(Data entries)

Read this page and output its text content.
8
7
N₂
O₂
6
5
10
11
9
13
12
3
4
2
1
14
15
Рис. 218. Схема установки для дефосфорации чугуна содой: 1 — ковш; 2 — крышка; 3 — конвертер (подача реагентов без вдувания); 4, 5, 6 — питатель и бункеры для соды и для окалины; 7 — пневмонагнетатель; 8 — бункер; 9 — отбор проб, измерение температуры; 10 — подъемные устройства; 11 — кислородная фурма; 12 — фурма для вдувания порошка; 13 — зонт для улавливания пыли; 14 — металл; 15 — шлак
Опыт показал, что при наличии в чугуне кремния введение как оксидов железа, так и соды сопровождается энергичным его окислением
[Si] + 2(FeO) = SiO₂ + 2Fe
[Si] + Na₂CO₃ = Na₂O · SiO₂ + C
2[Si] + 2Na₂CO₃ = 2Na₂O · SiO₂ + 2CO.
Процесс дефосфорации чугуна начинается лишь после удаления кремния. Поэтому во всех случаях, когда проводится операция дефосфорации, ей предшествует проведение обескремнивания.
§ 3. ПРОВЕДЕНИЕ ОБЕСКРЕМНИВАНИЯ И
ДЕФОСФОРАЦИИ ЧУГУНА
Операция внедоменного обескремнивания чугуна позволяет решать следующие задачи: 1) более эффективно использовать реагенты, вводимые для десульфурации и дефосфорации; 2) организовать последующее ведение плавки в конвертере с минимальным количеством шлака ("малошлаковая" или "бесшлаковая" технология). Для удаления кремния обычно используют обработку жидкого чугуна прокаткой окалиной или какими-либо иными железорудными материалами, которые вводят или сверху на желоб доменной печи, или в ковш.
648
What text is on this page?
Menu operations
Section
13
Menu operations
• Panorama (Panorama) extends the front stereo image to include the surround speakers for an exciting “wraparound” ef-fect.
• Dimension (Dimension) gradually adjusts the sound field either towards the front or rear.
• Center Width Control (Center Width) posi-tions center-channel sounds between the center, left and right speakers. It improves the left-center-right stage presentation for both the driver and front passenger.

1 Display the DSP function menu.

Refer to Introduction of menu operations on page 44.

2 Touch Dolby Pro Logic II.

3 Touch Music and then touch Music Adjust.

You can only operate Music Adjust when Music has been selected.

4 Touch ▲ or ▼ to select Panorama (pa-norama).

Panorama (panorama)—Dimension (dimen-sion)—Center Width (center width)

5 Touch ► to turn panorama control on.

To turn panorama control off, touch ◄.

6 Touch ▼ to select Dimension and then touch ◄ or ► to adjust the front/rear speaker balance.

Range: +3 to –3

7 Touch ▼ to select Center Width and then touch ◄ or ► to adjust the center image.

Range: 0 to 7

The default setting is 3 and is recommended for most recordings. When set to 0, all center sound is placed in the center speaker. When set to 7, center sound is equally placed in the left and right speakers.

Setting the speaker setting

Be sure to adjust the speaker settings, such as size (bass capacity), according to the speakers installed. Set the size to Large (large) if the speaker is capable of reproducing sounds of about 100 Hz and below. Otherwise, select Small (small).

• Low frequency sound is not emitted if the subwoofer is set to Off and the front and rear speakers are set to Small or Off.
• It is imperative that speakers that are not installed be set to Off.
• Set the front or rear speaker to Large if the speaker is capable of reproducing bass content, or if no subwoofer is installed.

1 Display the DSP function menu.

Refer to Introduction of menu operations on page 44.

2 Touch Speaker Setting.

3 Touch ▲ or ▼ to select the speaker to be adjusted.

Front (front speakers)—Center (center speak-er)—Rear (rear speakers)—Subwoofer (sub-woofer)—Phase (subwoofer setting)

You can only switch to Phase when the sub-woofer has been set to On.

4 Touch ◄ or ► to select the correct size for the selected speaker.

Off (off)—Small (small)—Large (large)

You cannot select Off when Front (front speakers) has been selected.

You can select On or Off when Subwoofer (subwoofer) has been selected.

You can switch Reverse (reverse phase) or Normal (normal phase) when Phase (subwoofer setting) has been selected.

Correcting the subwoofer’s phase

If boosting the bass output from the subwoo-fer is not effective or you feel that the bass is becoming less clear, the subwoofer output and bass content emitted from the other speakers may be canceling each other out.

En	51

→ **GIVEN INSTRUCTION**:
Pull out each line of the entries that contains "SiO₂".

→ **FULL SOLUTION**:
[Si] + 2(FeO) = SiO₂ + 2Fe
[Si] + Na₂CO₃ = Na₂O · SiO₂ + C
2[Si] + 2Na₂CO₃ = 2Na₂O · SiO₂ + 2CO.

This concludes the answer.